### Provided records:
>> start

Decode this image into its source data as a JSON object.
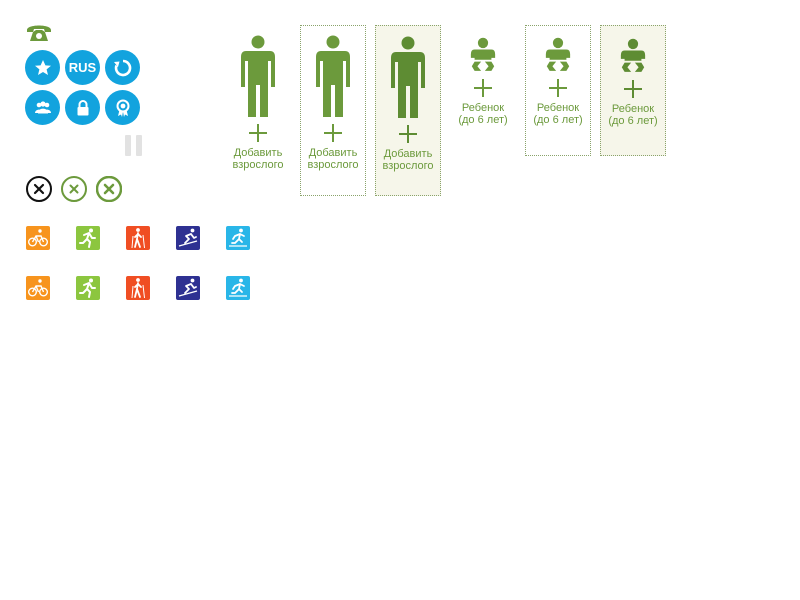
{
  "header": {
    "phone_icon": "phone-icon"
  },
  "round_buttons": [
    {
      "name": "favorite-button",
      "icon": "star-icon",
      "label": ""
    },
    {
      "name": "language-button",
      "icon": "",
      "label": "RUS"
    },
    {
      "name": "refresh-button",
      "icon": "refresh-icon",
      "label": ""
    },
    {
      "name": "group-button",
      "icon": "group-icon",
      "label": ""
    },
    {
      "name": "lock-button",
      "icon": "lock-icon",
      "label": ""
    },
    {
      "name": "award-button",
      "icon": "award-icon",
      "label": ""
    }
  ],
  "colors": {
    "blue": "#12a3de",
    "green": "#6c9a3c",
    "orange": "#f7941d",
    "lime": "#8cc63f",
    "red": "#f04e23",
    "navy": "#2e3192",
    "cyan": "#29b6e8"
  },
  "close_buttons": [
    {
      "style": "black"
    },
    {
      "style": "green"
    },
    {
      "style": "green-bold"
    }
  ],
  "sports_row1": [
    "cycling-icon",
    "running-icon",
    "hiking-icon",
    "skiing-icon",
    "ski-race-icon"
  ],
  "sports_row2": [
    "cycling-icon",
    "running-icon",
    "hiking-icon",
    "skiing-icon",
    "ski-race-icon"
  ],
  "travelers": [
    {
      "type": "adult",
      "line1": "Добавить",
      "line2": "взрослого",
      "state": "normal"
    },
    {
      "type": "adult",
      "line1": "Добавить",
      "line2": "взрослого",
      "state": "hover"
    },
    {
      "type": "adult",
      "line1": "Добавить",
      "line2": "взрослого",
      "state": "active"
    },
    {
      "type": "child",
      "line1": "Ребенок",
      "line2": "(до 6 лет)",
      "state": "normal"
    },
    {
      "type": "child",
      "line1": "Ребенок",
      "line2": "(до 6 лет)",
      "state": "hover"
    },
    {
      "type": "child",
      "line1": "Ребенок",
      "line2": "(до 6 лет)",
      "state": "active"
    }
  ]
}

>> end
>> start

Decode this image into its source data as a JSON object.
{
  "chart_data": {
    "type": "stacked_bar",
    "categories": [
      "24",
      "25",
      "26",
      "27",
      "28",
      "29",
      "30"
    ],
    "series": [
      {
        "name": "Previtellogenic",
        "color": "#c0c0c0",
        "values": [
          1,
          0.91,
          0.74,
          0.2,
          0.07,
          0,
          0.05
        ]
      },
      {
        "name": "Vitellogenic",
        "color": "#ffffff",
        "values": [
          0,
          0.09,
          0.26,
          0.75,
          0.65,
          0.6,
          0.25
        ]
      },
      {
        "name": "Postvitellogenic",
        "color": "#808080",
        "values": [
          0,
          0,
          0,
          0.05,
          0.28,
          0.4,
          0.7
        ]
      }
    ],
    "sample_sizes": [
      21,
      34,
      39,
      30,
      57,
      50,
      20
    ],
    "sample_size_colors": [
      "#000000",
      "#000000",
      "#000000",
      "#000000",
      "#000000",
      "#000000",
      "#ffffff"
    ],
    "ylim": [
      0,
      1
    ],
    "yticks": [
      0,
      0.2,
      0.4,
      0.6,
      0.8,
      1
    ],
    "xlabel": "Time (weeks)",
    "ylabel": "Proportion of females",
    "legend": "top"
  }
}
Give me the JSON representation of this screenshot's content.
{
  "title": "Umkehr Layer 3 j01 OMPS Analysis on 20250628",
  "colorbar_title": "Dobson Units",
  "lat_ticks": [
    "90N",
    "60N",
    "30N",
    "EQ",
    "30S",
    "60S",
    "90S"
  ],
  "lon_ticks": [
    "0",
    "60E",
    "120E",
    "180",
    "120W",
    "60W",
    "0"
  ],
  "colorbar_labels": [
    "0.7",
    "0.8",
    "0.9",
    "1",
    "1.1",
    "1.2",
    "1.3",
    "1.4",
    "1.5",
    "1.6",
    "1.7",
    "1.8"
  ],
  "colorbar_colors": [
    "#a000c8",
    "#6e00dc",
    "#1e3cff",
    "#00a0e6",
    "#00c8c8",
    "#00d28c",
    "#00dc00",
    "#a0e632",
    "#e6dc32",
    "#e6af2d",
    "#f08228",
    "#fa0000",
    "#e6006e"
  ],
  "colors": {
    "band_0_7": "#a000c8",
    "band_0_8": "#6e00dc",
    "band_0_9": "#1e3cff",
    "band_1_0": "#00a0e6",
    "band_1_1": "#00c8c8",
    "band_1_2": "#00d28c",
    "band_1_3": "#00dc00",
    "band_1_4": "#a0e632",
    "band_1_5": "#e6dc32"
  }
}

>> end

### What to work on:
Every line that holds the string "name" should be returned.

### Result for this exercise:
      "name": "favorite-button",
      "name": "language-button",
      "name": "refresh-button",
      "name": "group-button",
      "name": "lock-button",
      "name": "award-button",
        "name": "Previtellogenic",
        "name": "Vitellogenic",
        "name": "Postvitellogenic",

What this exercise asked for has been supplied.